# WHAT TO WORK ON
a) For the thread on downloading part of a web page, decide whether each statement agrees with it. Answer yes or no for each, and quote the words of the thread that decide it.
(i) HTTP supports byte ranges for partial downloads.
(ii) The asker wants to download only a table element from the page.
(iii) Rob allows that a partial response is possible when the server can be controlled.
b) In the thread on downloading part of a web page, what does Wooble say the server can't force the client not to do?
c) Continue the thread on downloading part of a web page from the point where it stops.

# TEXT
2

I don't want to download the whole web page. It will take time and it needs lot of memory.

How can i download portion of that web page? Then i will parse that.

Suppose i need to download only the <div id="entryPageContent" class="cssBaseOne">...</div>. How can i do that?

cola
  • 12,198
  • 36
  • 105
  • 165
  • 3
    You can't. Not unless you have control over the server and can customize the response. In that case you can send back a partial view. – Rob Apr 10 '12 at 16:26
  • Perhaps: http://stackoverflow.com/questions/1538952/retrieve-partial-web-page – mikevoermans Apr 10 '12 at 16:27
  • @Rob: the server can't exactly force the client not to close the socket before it's read all of the data. – Wooble Apr 10 '12 at 16:31

2 Answers2

5

You can't download a portion of a URL by "only this piece of HTML". HTTP only supports byte ranges for partial downloads and has no concept of HTML/XML document trees.

So you'll have to download the entire page, load it into a DOM parser, and then extract only the portion(s) you need.

e.g.

# DATASET
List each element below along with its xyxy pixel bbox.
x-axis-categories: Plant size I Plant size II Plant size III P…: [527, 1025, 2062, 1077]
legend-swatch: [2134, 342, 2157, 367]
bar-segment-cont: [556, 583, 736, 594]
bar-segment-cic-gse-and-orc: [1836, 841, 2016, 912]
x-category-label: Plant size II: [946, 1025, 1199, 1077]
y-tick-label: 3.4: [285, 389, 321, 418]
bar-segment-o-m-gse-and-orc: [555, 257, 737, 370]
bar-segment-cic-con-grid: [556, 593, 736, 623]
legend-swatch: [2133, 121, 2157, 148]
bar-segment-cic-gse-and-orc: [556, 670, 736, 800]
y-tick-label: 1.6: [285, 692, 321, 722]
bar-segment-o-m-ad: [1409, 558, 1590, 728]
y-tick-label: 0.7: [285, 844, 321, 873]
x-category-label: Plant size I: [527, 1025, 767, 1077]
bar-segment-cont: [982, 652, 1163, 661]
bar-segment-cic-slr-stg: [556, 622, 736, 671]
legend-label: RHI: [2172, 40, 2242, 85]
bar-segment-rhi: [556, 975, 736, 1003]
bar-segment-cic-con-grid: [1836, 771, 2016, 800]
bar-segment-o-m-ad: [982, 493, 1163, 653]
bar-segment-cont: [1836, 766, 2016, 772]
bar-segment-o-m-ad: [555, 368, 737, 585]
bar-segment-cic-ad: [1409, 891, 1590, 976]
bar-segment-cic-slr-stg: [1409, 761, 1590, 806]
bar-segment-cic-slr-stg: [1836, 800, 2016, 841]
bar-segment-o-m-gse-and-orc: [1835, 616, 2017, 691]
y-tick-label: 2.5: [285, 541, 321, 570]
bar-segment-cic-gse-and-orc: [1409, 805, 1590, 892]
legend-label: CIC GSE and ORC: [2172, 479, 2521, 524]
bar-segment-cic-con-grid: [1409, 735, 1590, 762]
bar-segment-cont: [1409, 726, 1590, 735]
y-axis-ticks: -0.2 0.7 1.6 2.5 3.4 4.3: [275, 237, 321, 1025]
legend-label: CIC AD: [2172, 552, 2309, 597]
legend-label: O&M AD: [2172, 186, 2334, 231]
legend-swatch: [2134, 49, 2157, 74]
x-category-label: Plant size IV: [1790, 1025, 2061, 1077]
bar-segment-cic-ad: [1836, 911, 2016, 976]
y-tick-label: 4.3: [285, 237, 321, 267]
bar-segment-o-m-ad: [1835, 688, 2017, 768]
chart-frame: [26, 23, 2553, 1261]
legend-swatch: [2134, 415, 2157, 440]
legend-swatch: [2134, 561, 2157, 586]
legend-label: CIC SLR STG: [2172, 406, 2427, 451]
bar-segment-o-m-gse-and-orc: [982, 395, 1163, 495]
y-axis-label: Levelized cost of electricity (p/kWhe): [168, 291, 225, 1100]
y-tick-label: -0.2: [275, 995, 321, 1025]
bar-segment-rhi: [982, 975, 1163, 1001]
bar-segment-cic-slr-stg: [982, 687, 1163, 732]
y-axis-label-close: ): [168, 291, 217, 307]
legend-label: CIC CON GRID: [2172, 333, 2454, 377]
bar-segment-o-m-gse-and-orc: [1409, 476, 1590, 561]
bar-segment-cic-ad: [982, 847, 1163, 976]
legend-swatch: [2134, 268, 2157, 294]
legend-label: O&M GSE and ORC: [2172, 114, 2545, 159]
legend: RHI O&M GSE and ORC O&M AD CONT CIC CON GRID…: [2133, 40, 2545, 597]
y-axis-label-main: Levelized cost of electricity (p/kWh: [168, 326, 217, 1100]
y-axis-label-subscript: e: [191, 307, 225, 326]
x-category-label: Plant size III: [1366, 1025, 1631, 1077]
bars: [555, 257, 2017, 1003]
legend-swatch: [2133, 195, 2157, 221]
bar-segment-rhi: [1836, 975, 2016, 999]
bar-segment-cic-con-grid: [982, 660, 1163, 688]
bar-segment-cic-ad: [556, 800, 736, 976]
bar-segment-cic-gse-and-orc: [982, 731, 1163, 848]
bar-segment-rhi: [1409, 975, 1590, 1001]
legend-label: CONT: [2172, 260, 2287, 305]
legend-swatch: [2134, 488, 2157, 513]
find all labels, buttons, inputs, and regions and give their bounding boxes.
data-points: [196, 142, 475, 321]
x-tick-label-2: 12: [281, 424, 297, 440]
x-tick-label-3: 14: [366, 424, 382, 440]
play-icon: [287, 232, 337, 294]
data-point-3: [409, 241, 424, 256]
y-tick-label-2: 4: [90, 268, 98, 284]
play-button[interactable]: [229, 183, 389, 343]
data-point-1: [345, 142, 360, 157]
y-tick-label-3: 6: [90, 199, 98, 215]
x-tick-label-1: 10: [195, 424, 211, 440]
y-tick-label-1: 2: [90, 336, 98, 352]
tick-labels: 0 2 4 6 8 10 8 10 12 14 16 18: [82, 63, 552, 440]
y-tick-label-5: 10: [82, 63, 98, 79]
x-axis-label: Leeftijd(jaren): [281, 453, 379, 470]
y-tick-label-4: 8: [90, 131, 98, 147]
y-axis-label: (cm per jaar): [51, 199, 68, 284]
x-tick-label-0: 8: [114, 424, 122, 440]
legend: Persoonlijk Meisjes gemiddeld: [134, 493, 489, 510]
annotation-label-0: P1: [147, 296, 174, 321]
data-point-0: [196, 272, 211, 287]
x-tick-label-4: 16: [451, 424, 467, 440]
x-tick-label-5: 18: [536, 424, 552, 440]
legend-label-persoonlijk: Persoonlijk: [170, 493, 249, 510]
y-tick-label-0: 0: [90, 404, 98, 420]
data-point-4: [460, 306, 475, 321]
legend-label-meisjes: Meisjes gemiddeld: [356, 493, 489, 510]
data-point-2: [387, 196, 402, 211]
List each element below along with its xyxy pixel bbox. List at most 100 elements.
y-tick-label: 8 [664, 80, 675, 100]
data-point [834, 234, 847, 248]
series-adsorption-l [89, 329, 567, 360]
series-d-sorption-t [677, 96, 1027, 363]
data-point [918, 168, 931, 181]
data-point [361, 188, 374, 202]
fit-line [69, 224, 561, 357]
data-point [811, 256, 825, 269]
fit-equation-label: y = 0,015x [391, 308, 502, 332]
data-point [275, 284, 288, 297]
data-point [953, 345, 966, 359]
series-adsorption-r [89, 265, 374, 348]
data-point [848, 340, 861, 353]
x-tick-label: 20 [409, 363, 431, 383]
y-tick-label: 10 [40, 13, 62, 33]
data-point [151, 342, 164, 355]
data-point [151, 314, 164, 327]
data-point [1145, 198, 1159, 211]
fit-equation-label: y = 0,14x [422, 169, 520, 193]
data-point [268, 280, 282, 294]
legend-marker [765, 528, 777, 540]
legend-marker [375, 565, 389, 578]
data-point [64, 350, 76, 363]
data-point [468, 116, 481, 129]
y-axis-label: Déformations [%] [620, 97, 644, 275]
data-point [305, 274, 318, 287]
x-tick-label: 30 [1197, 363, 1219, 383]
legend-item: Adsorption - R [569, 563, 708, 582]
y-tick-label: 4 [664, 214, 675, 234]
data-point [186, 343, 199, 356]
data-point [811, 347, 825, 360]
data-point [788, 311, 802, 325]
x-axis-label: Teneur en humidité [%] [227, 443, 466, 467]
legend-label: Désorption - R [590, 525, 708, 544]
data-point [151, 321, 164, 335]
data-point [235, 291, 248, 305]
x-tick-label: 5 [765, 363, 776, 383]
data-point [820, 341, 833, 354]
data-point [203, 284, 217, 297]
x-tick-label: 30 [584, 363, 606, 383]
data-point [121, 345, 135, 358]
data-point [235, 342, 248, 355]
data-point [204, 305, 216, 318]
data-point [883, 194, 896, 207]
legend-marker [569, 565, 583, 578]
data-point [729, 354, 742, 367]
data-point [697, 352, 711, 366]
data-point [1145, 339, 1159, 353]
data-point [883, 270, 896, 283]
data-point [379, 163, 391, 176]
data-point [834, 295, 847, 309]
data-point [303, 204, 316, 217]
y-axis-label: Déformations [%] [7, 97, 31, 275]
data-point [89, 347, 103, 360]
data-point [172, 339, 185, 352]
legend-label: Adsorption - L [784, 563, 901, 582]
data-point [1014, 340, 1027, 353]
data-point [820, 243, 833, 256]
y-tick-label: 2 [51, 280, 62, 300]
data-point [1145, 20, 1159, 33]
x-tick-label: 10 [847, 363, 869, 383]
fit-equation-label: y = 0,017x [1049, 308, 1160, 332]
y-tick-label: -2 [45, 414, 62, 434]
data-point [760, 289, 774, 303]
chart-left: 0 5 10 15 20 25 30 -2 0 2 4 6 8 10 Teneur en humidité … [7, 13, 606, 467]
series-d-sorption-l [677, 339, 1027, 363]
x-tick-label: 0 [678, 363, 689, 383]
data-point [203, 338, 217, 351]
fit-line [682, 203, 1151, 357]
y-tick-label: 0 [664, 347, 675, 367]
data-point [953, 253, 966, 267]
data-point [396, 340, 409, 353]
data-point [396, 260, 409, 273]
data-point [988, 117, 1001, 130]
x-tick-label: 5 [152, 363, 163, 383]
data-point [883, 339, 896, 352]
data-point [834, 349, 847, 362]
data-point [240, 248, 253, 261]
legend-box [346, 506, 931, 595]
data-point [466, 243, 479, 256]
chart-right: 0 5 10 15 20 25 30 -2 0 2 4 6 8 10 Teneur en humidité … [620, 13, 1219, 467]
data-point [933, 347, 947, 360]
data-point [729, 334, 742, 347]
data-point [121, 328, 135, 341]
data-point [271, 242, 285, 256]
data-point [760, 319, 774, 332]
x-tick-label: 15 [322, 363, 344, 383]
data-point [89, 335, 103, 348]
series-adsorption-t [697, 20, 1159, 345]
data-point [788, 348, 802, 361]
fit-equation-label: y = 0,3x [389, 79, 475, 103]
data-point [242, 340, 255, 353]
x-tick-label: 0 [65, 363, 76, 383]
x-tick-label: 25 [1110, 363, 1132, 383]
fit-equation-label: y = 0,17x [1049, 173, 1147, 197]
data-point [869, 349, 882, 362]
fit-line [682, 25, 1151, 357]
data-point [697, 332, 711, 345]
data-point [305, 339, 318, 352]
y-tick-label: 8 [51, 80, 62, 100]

# ANSWER SET
a)
(i) Yes: "HTTP only supports byte ranges for partial downloads"
(ii) No: "Suppose i need to download only the <div id="entryPageContent" class="cssBaseOne">...</div>."
(iii) Yes: "Not unless you have control over the server and can customize the response. In that case you can send back a partial view."

b) Close the socket before it has read all of the data.

c)
$html = file_get_contents('http://example.com/somepage.html');
$dom = new DOM();
$dom->loadHTML($html);
$div = $dom->getElementById('entryPageContent');

$content = $div->saveHTML();
Marc B
  • 356,200
  • 43
  • 426
  • 500
  • For `$html = file_get_contents('http://example.com/somepage.html');` , where does it download that file temporary? In memory? Or somewhere in hard disk? – cola Apr 14 '12 at 12:28
  • It'll go directly into $html. If you want to have it written to disk, you'll need to write it out yourself. – Marc B Apr 14 '12 at 22:24
  • So does it store that webpage source into memory? – cola Apr 16 '12 at 17:18
  • PHP variables are by definition "in memory". You'll get the html of that url and nothing else. curl/file_get_contents are not browsers and will not 'spider' a page and download all the content in it. – Marc B Apr 16 '12 at 18:33
0

Using this:

curl_setopt($ch, CURLOPT_RANGE, "0-10000");

will make cURL download only the first 10k bytes of the webpage. Also it will only work if the server side supports this. Many interpreted scripts (CGI, PHP, ...) ignore it.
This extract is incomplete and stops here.